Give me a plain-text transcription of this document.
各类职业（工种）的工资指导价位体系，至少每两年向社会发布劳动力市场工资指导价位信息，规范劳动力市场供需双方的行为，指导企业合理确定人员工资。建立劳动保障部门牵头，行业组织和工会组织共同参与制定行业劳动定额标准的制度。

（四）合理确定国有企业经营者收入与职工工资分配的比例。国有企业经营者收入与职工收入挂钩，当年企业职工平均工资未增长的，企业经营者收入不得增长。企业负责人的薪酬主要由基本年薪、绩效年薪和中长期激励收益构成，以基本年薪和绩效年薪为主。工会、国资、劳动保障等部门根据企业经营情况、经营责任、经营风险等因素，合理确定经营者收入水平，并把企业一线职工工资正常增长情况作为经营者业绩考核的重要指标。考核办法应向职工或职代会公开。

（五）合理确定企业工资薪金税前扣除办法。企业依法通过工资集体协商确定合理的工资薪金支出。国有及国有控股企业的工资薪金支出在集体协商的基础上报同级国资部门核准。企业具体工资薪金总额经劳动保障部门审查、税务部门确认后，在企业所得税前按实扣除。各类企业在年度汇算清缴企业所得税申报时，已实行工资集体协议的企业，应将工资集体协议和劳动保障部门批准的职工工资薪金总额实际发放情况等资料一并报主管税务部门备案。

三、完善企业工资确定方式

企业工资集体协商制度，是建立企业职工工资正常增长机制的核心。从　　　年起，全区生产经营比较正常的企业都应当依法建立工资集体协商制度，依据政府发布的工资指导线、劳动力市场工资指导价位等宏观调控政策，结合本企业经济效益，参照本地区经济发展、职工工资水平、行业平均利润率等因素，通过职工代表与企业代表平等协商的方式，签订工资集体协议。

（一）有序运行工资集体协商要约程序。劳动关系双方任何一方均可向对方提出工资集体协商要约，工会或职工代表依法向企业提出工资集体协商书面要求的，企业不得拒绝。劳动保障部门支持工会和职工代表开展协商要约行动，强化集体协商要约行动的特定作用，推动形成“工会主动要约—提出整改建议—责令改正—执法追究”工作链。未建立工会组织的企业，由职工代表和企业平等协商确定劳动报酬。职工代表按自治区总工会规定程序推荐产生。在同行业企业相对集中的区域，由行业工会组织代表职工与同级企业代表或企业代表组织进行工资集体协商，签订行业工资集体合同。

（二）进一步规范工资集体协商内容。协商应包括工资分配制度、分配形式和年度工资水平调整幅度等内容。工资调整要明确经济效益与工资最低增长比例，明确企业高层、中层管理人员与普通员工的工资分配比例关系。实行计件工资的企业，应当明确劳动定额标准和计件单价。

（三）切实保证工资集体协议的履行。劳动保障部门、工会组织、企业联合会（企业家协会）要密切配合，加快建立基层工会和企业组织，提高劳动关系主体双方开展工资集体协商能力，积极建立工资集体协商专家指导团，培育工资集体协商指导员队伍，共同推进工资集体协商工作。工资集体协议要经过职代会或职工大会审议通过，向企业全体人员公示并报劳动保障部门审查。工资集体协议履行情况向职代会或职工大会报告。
...
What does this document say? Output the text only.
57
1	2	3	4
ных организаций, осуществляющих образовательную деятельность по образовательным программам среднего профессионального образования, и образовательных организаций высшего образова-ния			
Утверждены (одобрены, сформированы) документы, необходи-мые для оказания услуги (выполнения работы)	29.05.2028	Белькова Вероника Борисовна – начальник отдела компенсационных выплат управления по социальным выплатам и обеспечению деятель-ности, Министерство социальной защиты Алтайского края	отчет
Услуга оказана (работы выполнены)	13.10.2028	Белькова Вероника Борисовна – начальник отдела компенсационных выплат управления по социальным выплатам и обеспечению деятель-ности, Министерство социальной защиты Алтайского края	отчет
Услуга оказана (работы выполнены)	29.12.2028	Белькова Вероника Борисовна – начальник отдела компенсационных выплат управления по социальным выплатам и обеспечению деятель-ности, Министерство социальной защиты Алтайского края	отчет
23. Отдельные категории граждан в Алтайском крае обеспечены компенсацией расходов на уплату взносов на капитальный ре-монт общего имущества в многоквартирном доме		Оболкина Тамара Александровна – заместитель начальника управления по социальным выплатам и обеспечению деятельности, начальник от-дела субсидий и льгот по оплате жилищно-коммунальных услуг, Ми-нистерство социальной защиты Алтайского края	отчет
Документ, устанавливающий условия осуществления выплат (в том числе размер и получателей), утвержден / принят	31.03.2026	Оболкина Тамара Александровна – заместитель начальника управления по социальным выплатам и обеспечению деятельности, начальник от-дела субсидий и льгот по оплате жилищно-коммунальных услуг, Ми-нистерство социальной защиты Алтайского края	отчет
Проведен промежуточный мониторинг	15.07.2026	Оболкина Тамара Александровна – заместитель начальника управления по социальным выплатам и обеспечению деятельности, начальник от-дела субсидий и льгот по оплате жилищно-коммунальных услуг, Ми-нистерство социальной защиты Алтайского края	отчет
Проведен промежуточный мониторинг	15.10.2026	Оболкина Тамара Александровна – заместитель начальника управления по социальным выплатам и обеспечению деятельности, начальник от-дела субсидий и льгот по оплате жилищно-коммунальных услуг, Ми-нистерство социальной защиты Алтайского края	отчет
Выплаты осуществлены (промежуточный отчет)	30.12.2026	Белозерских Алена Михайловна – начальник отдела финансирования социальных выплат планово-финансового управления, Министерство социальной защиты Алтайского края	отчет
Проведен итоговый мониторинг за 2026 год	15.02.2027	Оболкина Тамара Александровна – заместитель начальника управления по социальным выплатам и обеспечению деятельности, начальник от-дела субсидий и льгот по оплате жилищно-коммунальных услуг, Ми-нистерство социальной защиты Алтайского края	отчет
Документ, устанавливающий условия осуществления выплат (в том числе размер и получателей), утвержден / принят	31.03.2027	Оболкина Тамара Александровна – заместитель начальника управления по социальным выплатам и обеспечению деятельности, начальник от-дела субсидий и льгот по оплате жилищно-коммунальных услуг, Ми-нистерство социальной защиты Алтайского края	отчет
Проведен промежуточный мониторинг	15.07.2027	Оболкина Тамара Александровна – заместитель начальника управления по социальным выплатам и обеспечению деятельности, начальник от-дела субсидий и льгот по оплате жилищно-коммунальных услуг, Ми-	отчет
* * *
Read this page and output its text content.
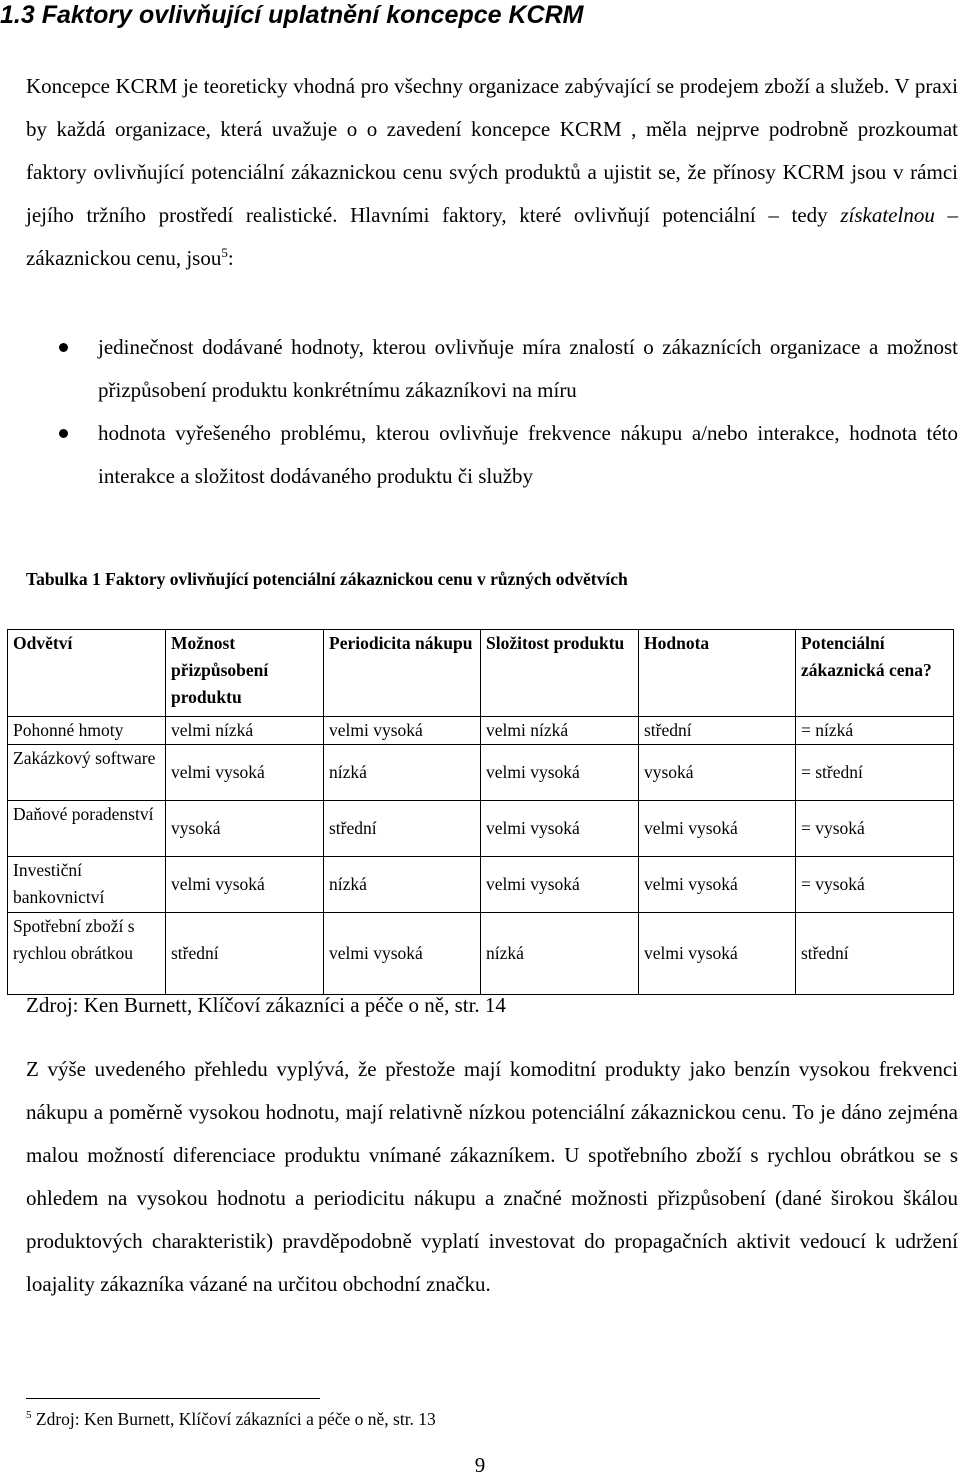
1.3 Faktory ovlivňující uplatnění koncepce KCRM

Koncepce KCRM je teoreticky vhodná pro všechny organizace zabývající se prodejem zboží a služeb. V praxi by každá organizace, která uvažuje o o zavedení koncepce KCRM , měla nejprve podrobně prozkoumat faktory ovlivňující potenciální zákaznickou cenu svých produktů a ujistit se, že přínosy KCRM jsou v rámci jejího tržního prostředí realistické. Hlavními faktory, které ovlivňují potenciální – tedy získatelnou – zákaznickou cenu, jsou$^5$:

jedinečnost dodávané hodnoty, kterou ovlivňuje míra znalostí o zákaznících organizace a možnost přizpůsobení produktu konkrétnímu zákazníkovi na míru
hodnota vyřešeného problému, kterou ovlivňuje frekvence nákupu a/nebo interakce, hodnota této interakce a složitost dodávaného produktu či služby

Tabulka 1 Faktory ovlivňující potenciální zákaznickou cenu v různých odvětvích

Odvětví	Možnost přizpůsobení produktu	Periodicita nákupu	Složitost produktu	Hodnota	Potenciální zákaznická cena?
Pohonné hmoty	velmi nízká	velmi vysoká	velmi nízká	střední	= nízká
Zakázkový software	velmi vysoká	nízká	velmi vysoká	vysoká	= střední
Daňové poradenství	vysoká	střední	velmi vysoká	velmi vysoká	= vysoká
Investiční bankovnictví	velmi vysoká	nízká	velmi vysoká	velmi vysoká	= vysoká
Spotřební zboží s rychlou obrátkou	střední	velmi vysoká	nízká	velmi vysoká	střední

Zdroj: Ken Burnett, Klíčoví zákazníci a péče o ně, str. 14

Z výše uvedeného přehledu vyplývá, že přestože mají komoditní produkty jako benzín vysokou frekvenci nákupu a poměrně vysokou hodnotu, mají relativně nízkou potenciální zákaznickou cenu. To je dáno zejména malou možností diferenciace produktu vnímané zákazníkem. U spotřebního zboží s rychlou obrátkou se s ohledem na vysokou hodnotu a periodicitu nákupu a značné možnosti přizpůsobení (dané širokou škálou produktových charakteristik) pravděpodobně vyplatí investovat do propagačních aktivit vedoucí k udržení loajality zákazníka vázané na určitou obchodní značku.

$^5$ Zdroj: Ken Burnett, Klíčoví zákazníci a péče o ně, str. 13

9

### What you will do
Using the material above, count the lines containing the word "ovlivňuje". Reply with the number alone.

### Answer for the task
2